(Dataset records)
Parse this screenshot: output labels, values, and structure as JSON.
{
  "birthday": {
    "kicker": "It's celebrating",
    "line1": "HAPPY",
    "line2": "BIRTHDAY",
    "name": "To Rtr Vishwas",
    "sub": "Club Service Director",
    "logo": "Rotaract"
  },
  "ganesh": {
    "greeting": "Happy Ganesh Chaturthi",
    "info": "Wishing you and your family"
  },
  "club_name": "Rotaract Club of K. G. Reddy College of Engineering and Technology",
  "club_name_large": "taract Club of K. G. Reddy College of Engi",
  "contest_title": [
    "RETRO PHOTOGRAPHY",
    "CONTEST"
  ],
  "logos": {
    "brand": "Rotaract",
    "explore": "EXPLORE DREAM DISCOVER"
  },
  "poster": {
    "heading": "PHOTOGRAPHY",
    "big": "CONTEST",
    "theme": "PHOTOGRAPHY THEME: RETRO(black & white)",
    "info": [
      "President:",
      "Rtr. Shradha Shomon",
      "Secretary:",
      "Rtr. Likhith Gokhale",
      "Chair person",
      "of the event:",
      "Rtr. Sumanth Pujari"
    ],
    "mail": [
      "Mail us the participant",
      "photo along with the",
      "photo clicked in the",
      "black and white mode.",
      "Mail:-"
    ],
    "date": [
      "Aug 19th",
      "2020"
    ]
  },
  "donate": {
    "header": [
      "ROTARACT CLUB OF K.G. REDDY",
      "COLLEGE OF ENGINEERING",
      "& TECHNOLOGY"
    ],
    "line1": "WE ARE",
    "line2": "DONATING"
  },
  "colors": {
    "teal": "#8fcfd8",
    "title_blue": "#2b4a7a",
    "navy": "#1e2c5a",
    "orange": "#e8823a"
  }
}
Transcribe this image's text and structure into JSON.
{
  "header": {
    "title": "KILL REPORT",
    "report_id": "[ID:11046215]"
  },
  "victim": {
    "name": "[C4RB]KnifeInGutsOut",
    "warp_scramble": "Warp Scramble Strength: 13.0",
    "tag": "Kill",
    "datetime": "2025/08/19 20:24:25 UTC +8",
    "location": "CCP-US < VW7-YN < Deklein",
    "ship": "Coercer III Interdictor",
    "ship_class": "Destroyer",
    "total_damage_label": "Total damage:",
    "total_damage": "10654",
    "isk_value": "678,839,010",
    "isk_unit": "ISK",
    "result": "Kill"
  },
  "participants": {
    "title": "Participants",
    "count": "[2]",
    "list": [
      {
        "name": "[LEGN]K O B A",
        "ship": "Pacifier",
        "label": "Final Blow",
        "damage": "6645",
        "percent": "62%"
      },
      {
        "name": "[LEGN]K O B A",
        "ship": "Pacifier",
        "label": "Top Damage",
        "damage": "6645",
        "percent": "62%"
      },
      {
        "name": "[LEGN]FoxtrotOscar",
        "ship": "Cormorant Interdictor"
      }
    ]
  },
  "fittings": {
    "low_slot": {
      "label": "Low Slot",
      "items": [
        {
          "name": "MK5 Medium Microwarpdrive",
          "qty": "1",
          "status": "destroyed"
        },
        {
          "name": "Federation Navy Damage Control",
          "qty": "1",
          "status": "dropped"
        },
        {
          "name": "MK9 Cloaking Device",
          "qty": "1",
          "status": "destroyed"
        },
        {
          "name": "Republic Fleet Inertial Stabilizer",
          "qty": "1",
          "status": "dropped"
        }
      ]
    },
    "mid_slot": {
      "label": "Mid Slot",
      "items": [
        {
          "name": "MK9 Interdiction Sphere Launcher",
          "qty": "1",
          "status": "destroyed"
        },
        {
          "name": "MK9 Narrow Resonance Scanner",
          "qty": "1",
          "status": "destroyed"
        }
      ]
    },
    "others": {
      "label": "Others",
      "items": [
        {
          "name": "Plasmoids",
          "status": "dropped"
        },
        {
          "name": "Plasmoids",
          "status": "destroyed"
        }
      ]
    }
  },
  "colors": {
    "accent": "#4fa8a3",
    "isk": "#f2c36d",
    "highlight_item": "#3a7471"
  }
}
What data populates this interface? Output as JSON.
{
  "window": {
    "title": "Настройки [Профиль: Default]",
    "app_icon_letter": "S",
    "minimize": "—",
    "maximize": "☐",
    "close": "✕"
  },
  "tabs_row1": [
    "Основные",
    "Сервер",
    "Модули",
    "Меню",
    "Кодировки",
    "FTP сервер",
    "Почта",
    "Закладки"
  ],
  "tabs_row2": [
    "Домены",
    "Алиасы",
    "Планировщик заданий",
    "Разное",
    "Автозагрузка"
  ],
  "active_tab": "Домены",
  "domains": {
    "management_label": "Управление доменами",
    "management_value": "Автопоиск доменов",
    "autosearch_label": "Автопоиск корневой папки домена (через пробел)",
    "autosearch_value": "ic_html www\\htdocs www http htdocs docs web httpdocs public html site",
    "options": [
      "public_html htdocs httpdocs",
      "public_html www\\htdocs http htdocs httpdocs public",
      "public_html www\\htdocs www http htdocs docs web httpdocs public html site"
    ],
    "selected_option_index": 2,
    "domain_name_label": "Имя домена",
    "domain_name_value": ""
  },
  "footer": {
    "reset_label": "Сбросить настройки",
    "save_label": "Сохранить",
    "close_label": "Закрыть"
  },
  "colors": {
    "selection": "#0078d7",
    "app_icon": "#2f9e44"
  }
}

### STATED EXERCISE:
Reproduce all the data word for word.

### ANSWER BELOW:
Parse this screenshot: output labels, values, and structure as JSON.
{
  "birthday": {
    "kicker": "It's celebrating",
    "line1": "HAPPY",
    "line2": "BIRTHDAY",
    "name": "To Rtr Vishwas",
    "sub": "Club Service Director",
    "logo": "Rotaract"
  },
  "ganesh": {
    "greeting": "Happy Ganesh Chaturthi",
    "info": "Wishing you and your family"
  },
  "club_name": "Rotaract Club of K. G. Reddy College of Engineering and Technology",
  "club_name_large": "taract Club of K. G. Reddy College of Engi",
  "contest_title": [
    "RETRO PHOTOGRAPHY",
    "CONTEST"
  ],
  "logos": {
    "brand": "Rotaract",
    "explore": "EXPLORE DREAM DISCOVER"
  },
  "poster": {
    "heading": "PHOTOGRAPHY",
    "big": "CONTEST",
    "theme": "PHOTOGRAPHY THEME: RETRO(black & white)",
    "info": [
      "President:",
      "Rtr. Shradha Shomon",
      "Secretary:",
      "Rtr. Likhith Gokhale",
      "Chair person",
      "of the event:",
      "Rtr. Sumanth Pujari"
    ],
    "mail": [
      "Mail us the participant",
      "photo along with the",
      "photo clicked in the",
      "black and white mode.",
      "Mail:-"
    ],
    "date": [
      "Aug 19th",
      "2020"
    ]
  },
  "donate": {
    "header": [
      "ROTARACT CLUB OF K.G. REDDY",
      "COLLEGE OF ENGINEERING",
      "& TECHNOLOGY"
    ],
    "line1": "WE ARE",
    "line2": "DONATING"
  },
  "colors": {
    "teal": "#8fcfd8",
    "title_blue": "#2b4a7a",
    "navy": "#1e2c5a",
    "orange": "#e8823a"
  }
}
Transcribe this image's text and structure into JSON.
{
  "header": {
    "title": "KILL REPORT",
    "report_id": "[ID:11046215]"
  },
  "victim": {
    "name": "[C4RB]KnifeInGutsOut",
    "warp_scramble": "Warp Scramble Strength: 13.0",
    "tag": "Kill",
    "datetime": "2025/08/19 20:24:25 UTC +8",
    "location": "CCP-US < VW7-YN < Deklein",
    "ship": "Coercer III Interdictor",
    "ship_class": "Destroyer",
    "total_damage_label": "Total damage:",
    "total_damage": "10654",
    "isk_value": "678,839,010",
    "isk_unit": "ISK",
    "result": "Kill"
  },
  "participants": {
    "title": "Participants",
    "count": "[2]",
    "list": [
      {
        "name": "[LEGN]K O B A",
        "ship": "Pacifier",
        "label": "Final Blow",
        "damage": "6645",
        "percent": "62%"
      },
      {
        "name": "[LEGN]K O B A",
        "ship": "Pacifier",
        "label": "Top Damage",
        "damage": "6645",
        "percent": "62%"
      },
      {
        "name": "[LEGN]FoxtrotOscar",
        "ship": "Cormorant Interdictor"
      }
    ]
  },
  "fittings": {
    "low_slot": {
      "label": "Low Slot",
      "items": [
        {
          "name": "MK5 Medium Microwarpdrive",
          "qty": "1",
          "status": "destroyed"
        },
        {
          "name": "Federation Navy Damage Control",
          "qty": "1",
          "status": "dropped"
        },
        {
          "name": "MK9 Cloaking Device",
          "qty": "1",
          "status": "destroyed"
        },
        {
          "name": "Republic Fleet Inertial Stabilizer",
          "qty": "1",
          "status": "dropped"
        }
      ]
    },
    "mid_slot": {
      "label": "Mid Slot",
      "items": [
        {
          "name": "MK9 Interdiction Sphere Launcher",
          "qty": "1",
          "status": "destroyed"
        },
        {
          "name": "MK9 Narrow Resonance Scanner",
          "qty": "1",
          "status": "destroyed"
        }
      ]
    },
    "others": {
      "label": "Others",
      "items": [
        {
          "name": "Plasmoids",
          "status": "dropped"
        },
        {
          "name": "Plasmoids",
          "status": "destroyed"
        }
      ]
    }
  },
  "colors": {
    "accent": "#4fa8a3",
    "isk": "#f2c36d",
    "highlight_item": "#3a7471"
  }
}
What data populates this interface? Output as JSON.
{
  "window": {
    "title": "Настройки [Профиль: Default]",
    "app_icon_letter": "S",
    "minimize": "—",
    "maximize": "☐",
    "close": "✕"
  },
  "tabs_row1": [
    "Основные",
    "Сервер",
    "Модули",
    "Меню",
    "Кодировки",
    "FTP сервер",
    "Почта",
    "Закладки"
  ],
  "tabs_row2": [
    "Домены",
    "Алиасы",
    "Планировщик заданий",
    "Разное",
    "Автозагрузка"
  ],
  "active_tab": "Домены",
  "domains": {
    "management_label": "Управление доменами",
    "management_value": "Автопоиск доменов",
    "autosearch_label": "Автопоиск корневой папки домена (через пробел)",
    "autosearch_value": "ic_html www\\htdocs www http htdocs docs web httpdocs public html site",
    "options": [
      "public_html htdocs httpdocs",
      "public_html www\\htdocs http htdocs httpdocs public",
      "public_html www\\htdocs www http htdocs docs web httpdocs public html site"
    ],
    "selected_option_index": 2,
    "domain_name_label": "Имя домена",
    "domain_name_value": ""
  },
  "footer": {
    "reset_label": "Сбросить настройки",
    "save_label": "Сохранить",
    "close_label": "Закрыть"
  },
  "colors": {
    "selection": "#0078d7",
    "app_icon": "#2f9e44"
  }
}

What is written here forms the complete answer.